- Exercise aim
Update the records below by changing every "section-heading" to "subsection-heading" and keeping everything else the same. Omit the pictures from your output.

- Records supplied
──────────────────────────────

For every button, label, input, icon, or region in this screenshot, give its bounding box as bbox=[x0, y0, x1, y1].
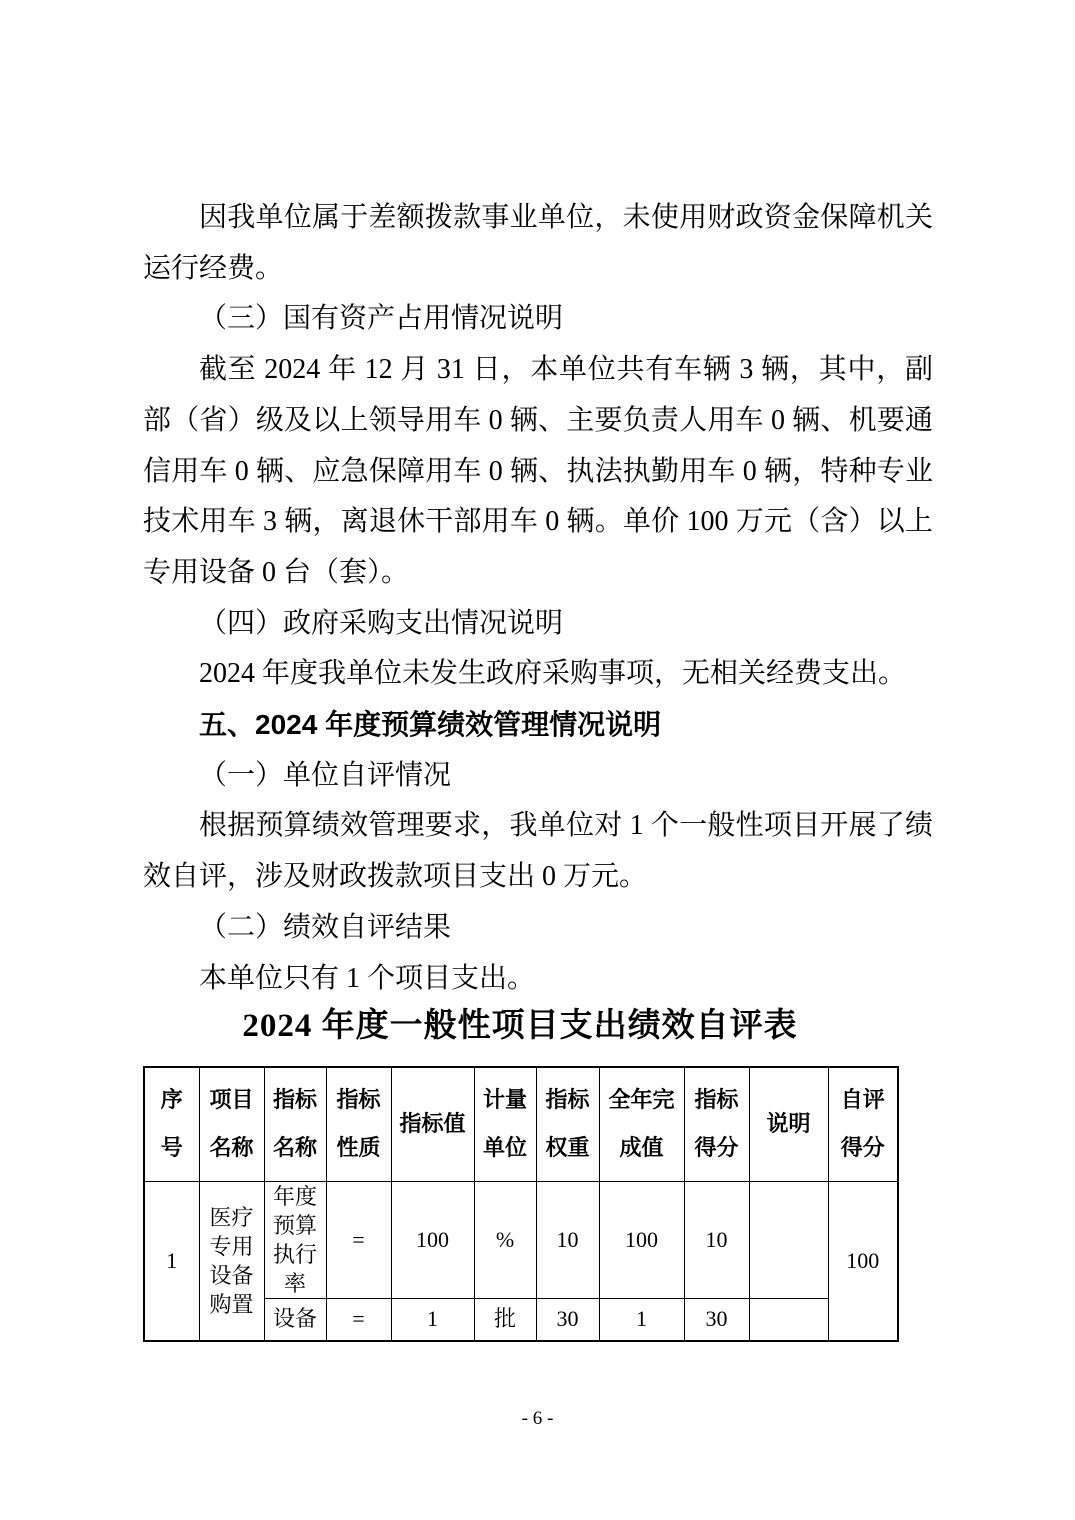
text-line: 本单位只有 1 个项目支出。 bbox=[143, 954, 933, 1005]
text-line: 运行经费。 bbox=[143, 244, 933, 295]
page-number: - 6 - bbox=[0, 1408, 1075, 1430]
text-line: （一）单位自评情况 bbox=[143, 751, 933, 802]
header-measure-unit: 计量 单位 bbox=[474, 1067, 536, 1181]
cell-indicator-nature: = bbox=[326, 1298, 391, 1341]
text-line: 技术用车 3 辆，离退休干部用车 0 辆。单价 100 万元（含）以上 bbox=[143, 497, 933, 548]
cell-measure-unit: % bbox=[474, 1181, 536, 1298]
text-line: （三）国有资产占用情况说明 bbox=[143, 294, 933, 345]
text-line: 信用车 0 辆、应急保障用车 0 辆、执法执勤用车 0 辆，特种专业 bbox=[143, 447, 933, 498]
cell-indicator-score: 10 bbox=[684, 1181, 749, 1298]
section-heading: （四）政府采购支出情况说明 bbox=[143, 599, 933, 650]
cell-indicator-value: 1 bbox=[391, 1298, 474, 1341]
text-line: 根据预算绩效管理要求，我单位对 1 个一般性项目开展了绩 bbox=[143, 801, 933, 852]
cell-seq: 1 bbox=[144, 1181, 199, 1341]
cell-annual-completion: 1 bbox=[599, 1298, 684, 1341]
cell-self-score: 100 bbox=[828, 1181, 898, 1341]
text-line: （二）绩效自评结果 bbox=[143, 903, 933, 954]
cell-measure-unit: 批 bbox=[474, 1298, 536, 1341]
header-project-name: 项目 名称 bbox=[199, 1067, 264, 1181]
table-title: 2024 年度一般性项目支出绩效自评表 bbox=[143, 1004, 897, 1048]
performance-self-eval-table: 序 号 项目 名称 指标 名称 指标 性质 指标值 计量 单位 指标 权重 全年… bbox=[143, 1066, 899, 1342]
cell-note bbox=[749, 1181, 828, 1298]
header-seq: 序 号 bbox=[144, 1067, 199, 1181]
text-line: 2024 年度我单位未发生政府采购事项，无相关经费支出。 bbox=[143, 649, 933, 700]
cell-annual-completion: 100 bbox=[599, 1181, 684, 1298]
text-line: 因我单位属于差额拨款事业单位，未使用财政资金保障机关 bbox=[143, 193, 933, 244]
paragraph: 2024 年度我单位未发生政府采购事项，无相关经费支出。 bbox=[143, 649, 933, 700]
cell-indicator-nature: = bbox=[326, 1181, 391, 1298]
paragraph: 根据预算绩效管理要求，我单位对 1 个一般性项目开展了绩 效自评，涉及财政拨款项… bbox=[143, 801, 933, 902]
header-indicator-name: 指标 名称 bbox=[264, 1067, 326, 1181]
header-indicator-value: 指标值 bbox=[391, 1067, 474, 1181]
header-note: 说明 bbox=[749, 1067, 828, 1181]
paragraph: 本单位只有 1 个项目支出。 bbox=[143, 954, 933, 1005]
text-line: 部（省）级及以上领导用车 0 辆、主要负责人用车 0 辆、机要通 bbox=[143, 396, 933, 447]
header-self-score: 自评 得分 bbox=[828, 1067, 898, 1181]
paragraph: 因我单位属于差额拨款事业单位，未使用财政资金保障机关 运行经费。 bbox=[143, 193, 933, 294]
cell-indicator-score: 30 bbox=[684, 1298, 749, 1341]
cell-indicator-weight: 30 bbox=[536, 1298, 599, 1341]
cell-indicator-name: 设备 bbox=[264, 1298, 326, 1341]
header-indicator-nature: 指标 性质 bbox=[326, 1067, 391, 1181]
text-line: 专用设备 0 台（套）。 bbox=[143, 548, 933, 599]
cell-project-name: 医疗 专用 设备 购置 bbox=[199, 1181, 264, 1341]
table-row: 1 医疗 专用 设备 购置 年度 预算 执行 率 = 100 % 10 100 … bbox=[144, 1181, 898, 1298]
header-indicator-weight: 指标 权重 bbox=[536, 1067, 599, 1181]
header-annual-completion: 全年完 成值 bbox=[599, 1067, 684, 1181]
header-indicator-score: 指标 得分 bbox=[684, 1067, 749, 1181]
cell-indicator-weight: 10 bbox=[536, 1181, 599, 1298]
cell-indicator-name: 年度 预算 执行 率 bbox=[264, 1181, 326, 1298]
table-header-row: 序 号 项目 名称 指标 名称 指标 性质 指标值 计量 单位 指标 权重 全年… bbox=[144, 1067, 898, 1181]
section-heading: （三）国有资产占用情况说明 bbox=[143, 294, 933, 345]
text-line: （四）政府采购支出情况说明 bbox=[143, 599, 933, 650]
cell-note bbox=[749, 1298, 828, 1341]
paragraph: 截至 2024 年 12 月 31 日，本单位共有车辆 3 辆，其中，副 部（省… bbox=[143, 345, 933, 599]
section-heading: （一）单位自评情况 bbox=[143, 751, 933, 802]
cell-indicator-value: 100 bbox=[391, 1181, 474, 1298]
section-heading: （二）绩效自评结果 bbox=[143, 903, 933, 954]
document-body: 因我单位属于差额拨款事业单位，未使用财政资金保障机关 运行经费。 （三）国有资产… bbox=[143, 193, 933, 1004]
text-line: 效自评，涉及财政拨款项目支出 0 万元。 bbox=[143, 852, 933, 903]
text-line: 截至 2024 年 12 月 31 日，本单位共有车辆 3 辆，其中，副 bbox=[143, 345, 933, 396]
text-line: 五、2024 年度预算绩效管理情况说明 bbox=[143, 700, 933, 751]
document-page: 因我单位属于差额拨款事业单位，未使用财政资金保障机关 运行经费。 （三）国有资产… bbox=[0, 0, 1075, 1520]
chapter-heading: 五、2024 年度预算绩效管理情况说明 bbox=[143, 700, 933, 751]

──────────────────────────────

- Task answer
For every button, label, input, icon, or region in this screenshot, give its bounding box as bbox=[x0, y0, x1, y1].
text-line: 本单位只有 1 个项目支出。 bbox=[143, 954, 933, 1005]
text-line: 运行经费。 bbox=[143, 244, 933, 295]
page-number: - 6 - bbox=[0, 1408, 1075, 1430]
text-line: （一）单位自评情况 bbox=[143, 751, 933, 802]
header-measure-unit: 计量 单位 bbox=[474, 1067, 536, 1181]
cell-indicator-nature: = bbox=[326, 1298, 391, 1341]
text-line: 技术用车 3 辆，离退休干部用车 0 辆。单价 100 万元（含）以上 bbox=[143, 497, 933, 548]
cell-measure-unit: % bbox=[474, 1181, 536, 1298]
text-line: （三）国有资产占用情况说明 bbox=[143, 294, 933, 345]
text-line: 信用车 0 辆、应急保障用车 0 辆、执法执勤用车 0 辆，特种专业 bbox=[143, 447, 933, 498]
cell-indicator-score: 10 bbox=[684, 1181, 749, 1298]
subsection-heading: （四）政府采购支出情况说明 bbox=[143, 599, 933, 650]
cell-indicator-value: 1 bbox=[391, 1298, 474, 1341]
text-line: 根据预算绩效管理要求，我单位对 1 个一般性项目开展了绩 bbox=[143, 801, 933, 852]
cell-seq: 1 bbox=[144, 1181, 199, 1341]
cell-annual-completion: 1 bbox=[599, 1298, 684, 1341]
cell-self-score: 100 bbox=[828, 1181, 898, 1341]
text-line: （二）绩效自评结果 bbox=[143, 903, 933, 954]
cell-measure-unit: 批 bbox=[474, 1298, 536, 1341]
header-project-name: 项目 名称 bbox=[199, 1067, 264, 1181]
table-title: 2024 年度一般性项目支出绩效自评表 bbox=[143, 1004, 897, 1048]
performance-self-eval-table: 序 号 项目 名称 指标 名称 指标 性质 指标值 计量 单位 指标 权重 全年… bbox=[143, 1066, 899, 1342]
cell-note bbox=[749, 1181, 828, 1298]
header-seq: 序 号 bbox=[144, 1067, 199, 1181]
text-line: 2024 年度我单位未发生政府采购事项，无相关经费支出。 bbox=[143, 649, 933, 700]
cell-annual-completion: 100 bbox=[599, 1181, 684, 1298]
text-line: 因我单位属于差额拨款事业单位，未使用财政资金保障机关 bbox=[143, 193, 933, 244]
paragraph: 2024 年度我单位未发生政府采购事项，无相关经费支出。 bbox=[143, 649, 933, 700]
cell-indicator-nature: = bbox=[326, 1181, 391, 1298]
paragraph: 根据预算绩效管理要求，我单位对 1 个一般性项目开展了绩 效自评，涉及财政拨款项… bbox=[143, 801, 933, 902]
header-indicator-name: 指标 名称 bbox=[264, 1067, 326, 1181]
header-indicator-value: 指标值 bbox=[391, 1067, 474, 1181]
header-note: 说明 bbox=[749, 1067, 828, 1181]
paragraph: 本单位只有 1 个项目支出。 bbox=[143, 954, 933, 1005]
text-line: 部（省）级及以上领导用车 0 辆、主要负责人用车 0 辆、机要通 bbox=[143, 396, 933, 447]
header-self-score: 自评 得分 bbox=[828, 1067, 898, 1181]
paragraph: 因我单位属于差额拨款事业单位，未使用财政资金保障机关 运行经费。 bbox=[143, 193, 933, 294]
cell-indicator-score: 30 bbox=[684, 1298, 749, 1341]
cell-indicator-weight: 30 bbox=[536, 1298, 599, 1341]
cell-indicator-name: 设备 bbox=[264, 1298, 326, 1341]
header-indicator-nature: 指标 性质 bbox=[326, 1067, 391, 1181]
text-line: 专用设备 0 台（套）。 bbox=[143, 548, 933, 599]
cell-project-name: 医疗 专用 设备 购置 bbox=[199, 1181, 264, 1341]
table-row: 1 医疗 专用 设备 购置 年度 预算 执行 率 = 100 % 10 100 … bbox=[144, 1181, 898, 1298]
header-indicator-weight: 指标 权重 bbox=[536, 1067, 599, 1181]
header-annual-completion: 全年完 成值 bbox=[599, 1067, 684, 1181]
header-indicator-score: 指标 得分 bbox=[684, 1067, 749, 1181]
cell-indicator-weight: 10 bbox=[536, 1181, 599, 1298]
cell-indicator-name: 年度 预算 执行 率 bbox=[264, 1181, 326, 1298]
table-header-row: 序 号 项目 名称 指标 名称 指标 性质 指标值 计量 单位 指标 权重 全年… bbox=[144, 1067, 898, 1181]
subsection-heading: （三）国有资产占用情况说明 bbox=[143, 294, 933, 345]
text-line: （四）政府采购支出情况说明 bbox=[143, 599, 933, 650]
cell-note bbox=[749, 1298, 828, 1341]
paragraph: 截至 2024 年 12 月 31 日，本单位共有车辆 3 辆，其中，副 部（省… bbox=[143, 345, 933, 599]
subsection-heading: （一）单位自评情况 bbox=[143, 751, 933, 802]
cell-indicator-value: 100 bbox=[391, 1181, 474, 1298]
subsection-heading: （二）绩效自评结果 bbox=[143, 903, 933, 954]
document-body: 因我单位属于差额拨款事业单位，未使用财政资金保障机关 运行经费。 （三）国有资产… bbox=[143, 193, 933, 1004]
text-line: 效自评，涉及财政拨款项目支出 0 万元。 bbox=[143, 852, 933, 903]
text-line: 截至 2024 年 12 月 31 日，本单位共有车辆 3 辆，其中，副 bbox=[143, 345, 933, 396]
text-line: 五、2024 年度预算绩效管理情况说明 bbox=[143, 700, 933, 751]
document-page: 因我单位属于差额拨款事业单位，未使用财政资金保障机关 运行经费。 （三）国有资产… bbox=[0, 0, 1075, 1520]
chapter-heading: 五、2024 年度预算绩效管理情况说明 bbox=[143, 700, 933, 751]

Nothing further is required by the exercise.